## Start Data listing

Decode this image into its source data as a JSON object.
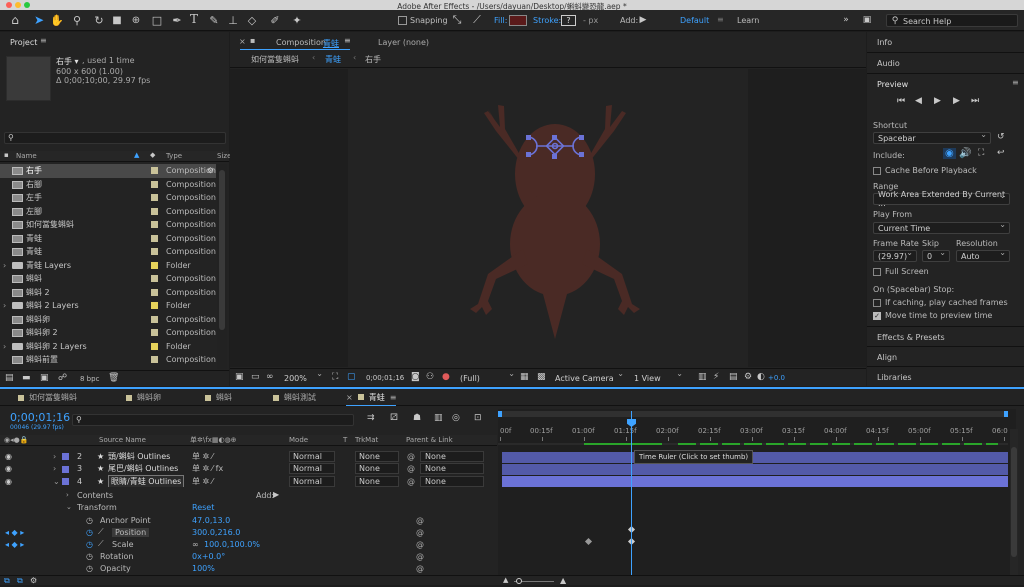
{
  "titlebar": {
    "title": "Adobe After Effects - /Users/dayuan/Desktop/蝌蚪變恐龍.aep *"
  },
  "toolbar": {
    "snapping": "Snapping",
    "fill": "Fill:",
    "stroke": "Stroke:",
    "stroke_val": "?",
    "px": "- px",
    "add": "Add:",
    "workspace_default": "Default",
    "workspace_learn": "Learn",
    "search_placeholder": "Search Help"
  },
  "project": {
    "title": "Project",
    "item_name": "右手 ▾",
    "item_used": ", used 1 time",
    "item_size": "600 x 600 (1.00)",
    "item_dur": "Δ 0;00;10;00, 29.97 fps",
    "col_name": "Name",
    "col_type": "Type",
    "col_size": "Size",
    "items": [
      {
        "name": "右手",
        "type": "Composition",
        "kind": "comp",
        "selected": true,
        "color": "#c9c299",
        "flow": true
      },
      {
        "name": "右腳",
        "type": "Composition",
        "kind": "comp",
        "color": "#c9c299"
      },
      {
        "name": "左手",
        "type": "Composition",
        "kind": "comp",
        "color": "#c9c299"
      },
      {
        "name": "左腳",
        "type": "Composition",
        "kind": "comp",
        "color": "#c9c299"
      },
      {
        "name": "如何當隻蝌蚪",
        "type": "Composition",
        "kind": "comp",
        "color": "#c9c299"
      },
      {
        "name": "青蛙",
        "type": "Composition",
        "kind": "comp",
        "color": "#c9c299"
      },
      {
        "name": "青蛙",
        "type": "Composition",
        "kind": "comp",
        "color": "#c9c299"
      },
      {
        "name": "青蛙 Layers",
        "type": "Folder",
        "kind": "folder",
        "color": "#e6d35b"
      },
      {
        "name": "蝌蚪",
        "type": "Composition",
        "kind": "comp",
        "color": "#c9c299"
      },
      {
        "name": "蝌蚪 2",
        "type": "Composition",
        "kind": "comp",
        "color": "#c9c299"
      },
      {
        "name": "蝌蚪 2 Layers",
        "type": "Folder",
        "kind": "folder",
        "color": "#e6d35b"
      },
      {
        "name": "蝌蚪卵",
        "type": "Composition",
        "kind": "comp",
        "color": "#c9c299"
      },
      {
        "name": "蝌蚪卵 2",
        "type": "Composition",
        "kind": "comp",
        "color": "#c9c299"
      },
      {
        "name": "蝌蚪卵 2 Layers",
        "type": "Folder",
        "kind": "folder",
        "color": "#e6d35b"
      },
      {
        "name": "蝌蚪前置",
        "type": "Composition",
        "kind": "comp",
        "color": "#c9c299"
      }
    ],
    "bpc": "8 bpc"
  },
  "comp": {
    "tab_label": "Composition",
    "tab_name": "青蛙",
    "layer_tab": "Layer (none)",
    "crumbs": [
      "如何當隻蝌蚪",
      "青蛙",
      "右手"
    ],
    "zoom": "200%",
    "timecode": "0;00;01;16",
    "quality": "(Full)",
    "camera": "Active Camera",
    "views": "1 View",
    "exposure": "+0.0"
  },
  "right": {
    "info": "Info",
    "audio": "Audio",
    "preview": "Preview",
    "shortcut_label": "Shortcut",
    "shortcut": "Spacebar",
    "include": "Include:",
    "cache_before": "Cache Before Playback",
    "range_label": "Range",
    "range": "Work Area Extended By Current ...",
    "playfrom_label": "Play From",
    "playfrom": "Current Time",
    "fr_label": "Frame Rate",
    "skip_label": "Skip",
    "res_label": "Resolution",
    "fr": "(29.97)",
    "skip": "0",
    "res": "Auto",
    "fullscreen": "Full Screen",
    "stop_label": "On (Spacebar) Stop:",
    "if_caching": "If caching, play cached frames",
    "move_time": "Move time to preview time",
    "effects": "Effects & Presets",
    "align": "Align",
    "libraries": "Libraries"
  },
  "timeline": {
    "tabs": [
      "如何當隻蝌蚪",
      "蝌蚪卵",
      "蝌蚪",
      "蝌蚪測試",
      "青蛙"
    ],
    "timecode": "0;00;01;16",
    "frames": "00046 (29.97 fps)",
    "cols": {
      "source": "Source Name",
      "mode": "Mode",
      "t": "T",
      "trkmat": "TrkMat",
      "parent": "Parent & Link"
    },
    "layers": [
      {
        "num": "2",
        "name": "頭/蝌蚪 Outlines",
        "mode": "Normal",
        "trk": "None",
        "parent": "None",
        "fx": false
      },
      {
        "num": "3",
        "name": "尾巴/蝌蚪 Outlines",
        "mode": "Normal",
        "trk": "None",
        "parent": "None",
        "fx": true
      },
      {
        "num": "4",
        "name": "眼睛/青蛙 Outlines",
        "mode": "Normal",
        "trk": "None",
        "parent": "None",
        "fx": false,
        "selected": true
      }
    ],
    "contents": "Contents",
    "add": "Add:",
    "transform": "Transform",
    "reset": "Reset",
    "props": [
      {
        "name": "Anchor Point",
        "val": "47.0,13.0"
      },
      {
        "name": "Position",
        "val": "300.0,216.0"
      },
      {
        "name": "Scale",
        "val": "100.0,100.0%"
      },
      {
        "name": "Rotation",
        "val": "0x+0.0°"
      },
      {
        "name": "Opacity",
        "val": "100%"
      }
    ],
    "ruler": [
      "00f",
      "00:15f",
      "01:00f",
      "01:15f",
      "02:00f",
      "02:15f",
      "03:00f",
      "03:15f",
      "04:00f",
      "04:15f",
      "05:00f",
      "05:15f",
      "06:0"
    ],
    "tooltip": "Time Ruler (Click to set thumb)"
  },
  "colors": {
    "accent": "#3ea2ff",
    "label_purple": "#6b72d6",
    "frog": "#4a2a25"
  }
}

## End Data listing
## Start Data listing

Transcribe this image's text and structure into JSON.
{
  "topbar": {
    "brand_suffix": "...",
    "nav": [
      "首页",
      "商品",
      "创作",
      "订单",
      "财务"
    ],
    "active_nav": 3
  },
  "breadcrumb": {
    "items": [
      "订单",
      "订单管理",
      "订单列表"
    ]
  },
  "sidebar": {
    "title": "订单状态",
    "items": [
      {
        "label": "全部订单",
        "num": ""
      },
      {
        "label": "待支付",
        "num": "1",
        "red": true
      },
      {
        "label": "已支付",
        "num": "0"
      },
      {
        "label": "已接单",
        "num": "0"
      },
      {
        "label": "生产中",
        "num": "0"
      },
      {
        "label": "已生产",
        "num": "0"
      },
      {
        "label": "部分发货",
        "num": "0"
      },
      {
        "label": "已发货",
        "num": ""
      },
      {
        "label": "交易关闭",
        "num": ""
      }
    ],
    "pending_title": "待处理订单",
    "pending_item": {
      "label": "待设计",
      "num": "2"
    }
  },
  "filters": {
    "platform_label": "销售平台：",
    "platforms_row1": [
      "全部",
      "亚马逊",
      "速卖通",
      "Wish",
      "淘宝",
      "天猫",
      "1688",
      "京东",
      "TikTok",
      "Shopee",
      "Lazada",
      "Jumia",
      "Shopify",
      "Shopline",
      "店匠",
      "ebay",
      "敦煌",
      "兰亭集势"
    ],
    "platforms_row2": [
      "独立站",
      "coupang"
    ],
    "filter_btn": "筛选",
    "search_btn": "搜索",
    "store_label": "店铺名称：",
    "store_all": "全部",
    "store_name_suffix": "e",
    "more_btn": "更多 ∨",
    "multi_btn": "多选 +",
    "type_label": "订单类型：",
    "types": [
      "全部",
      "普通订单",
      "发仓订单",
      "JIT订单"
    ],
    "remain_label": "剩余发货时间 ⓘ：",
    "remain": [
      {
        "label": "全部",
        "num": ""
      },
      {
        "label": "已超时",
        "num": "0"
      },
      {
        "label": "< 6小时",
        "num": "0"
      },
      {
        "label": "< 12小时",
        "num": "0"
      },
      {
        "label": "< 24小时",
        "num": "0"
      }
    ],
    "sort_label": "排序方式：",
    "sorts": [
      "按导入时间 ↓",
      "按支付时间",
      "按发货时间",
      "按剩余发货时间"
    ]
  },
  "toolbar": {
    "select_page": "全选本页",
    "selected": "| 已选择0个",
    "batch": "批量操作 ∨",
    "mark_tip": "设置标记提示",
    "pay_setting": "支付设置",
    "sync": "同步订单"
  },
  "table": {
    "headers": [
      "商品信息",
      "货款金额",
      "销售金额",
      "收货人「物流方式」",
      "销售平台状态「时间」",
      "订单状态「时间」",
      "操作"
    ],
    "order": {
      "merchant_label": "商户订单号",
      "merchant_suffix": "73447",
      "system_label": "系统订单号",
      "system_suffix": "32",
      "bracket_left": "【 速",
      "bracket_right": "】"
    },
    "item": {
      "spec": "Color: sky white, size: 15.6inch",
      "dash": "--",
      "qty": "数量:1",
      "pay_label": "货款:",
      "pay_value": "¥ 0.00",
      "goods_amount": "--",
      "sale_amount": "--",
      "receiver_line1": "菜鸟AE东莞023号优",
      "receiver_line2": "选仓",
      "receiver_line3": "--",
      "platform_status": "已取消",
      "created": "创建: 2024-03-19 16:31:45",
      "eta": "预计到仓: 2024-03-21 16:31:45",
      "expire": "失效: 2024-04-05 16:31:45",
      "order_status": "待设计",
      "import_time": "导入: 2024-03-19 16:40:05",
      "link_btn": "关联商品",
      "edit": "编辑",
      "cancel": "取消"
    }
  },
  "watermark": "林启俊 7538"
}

## End Data listing
## Start Data listing

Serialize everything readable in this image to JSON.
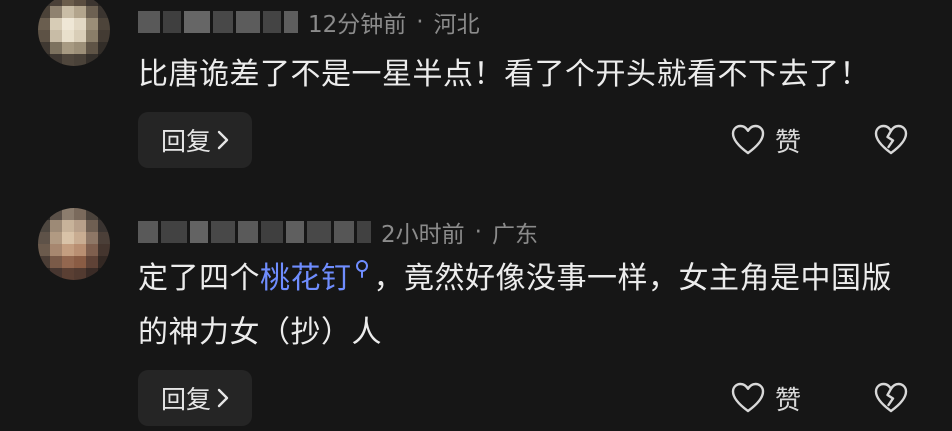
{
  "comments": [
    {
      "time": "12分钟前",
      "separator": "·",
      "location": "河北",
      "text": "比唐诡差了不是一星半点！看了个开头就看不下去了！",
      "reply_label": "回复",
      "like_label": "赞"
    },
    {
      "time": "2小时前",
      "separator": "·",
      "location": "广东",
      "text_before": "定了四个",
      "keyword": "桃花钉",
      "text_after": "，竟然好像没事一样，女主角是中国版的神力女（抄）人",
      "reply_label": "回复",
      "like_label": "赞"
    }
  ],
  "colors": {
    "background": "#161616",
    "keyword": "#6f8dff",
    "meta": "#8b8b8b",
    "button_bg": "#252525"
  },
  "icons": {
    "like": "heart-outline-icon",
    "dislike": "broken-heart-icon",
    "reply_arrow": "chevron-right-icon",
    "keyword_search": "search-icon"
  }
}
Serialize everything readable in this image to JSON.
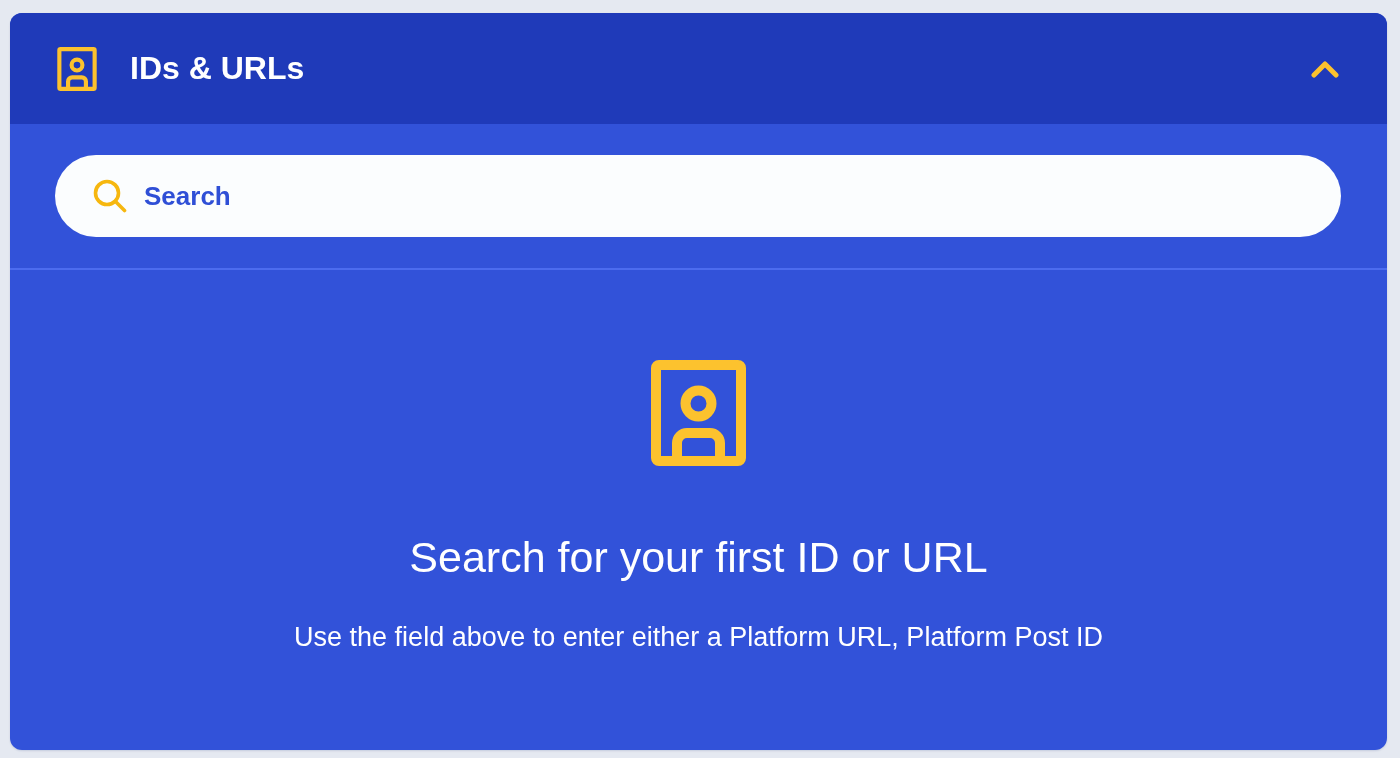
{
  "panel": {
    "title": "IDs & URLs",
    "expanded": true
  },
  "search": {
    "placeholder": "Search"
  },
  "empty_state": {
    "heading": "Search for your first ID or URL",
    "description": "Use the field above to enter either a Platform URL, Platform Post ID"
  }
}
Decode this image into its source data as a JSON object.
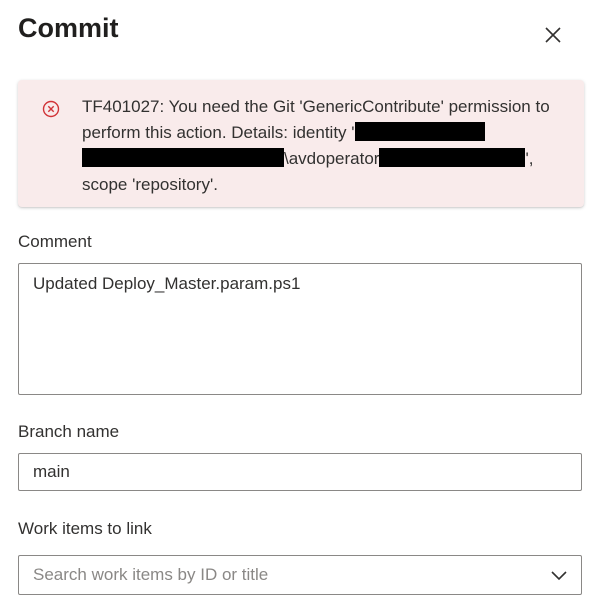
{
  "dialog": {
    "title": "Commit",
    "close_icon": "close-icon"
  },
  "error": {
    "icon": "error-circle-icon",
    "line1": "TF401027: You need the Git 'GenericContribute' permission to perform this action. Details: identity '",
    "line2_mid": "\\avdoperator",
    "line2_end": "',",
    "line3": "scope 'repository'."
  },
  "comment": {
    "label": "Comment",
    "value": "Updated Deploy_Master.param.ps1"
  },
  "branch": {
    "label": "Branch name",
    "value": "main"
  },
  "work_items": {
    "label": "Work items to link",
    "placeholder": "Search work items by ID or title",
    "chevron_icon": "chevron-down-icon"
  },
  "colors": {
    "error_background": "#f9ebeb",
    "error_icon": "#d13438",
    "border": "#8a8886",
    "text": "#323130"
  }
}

## End Data listing

**What you will do**
Determine how many lines in the listing above hold the word "Effects", answering with the number only.

**Task result**
2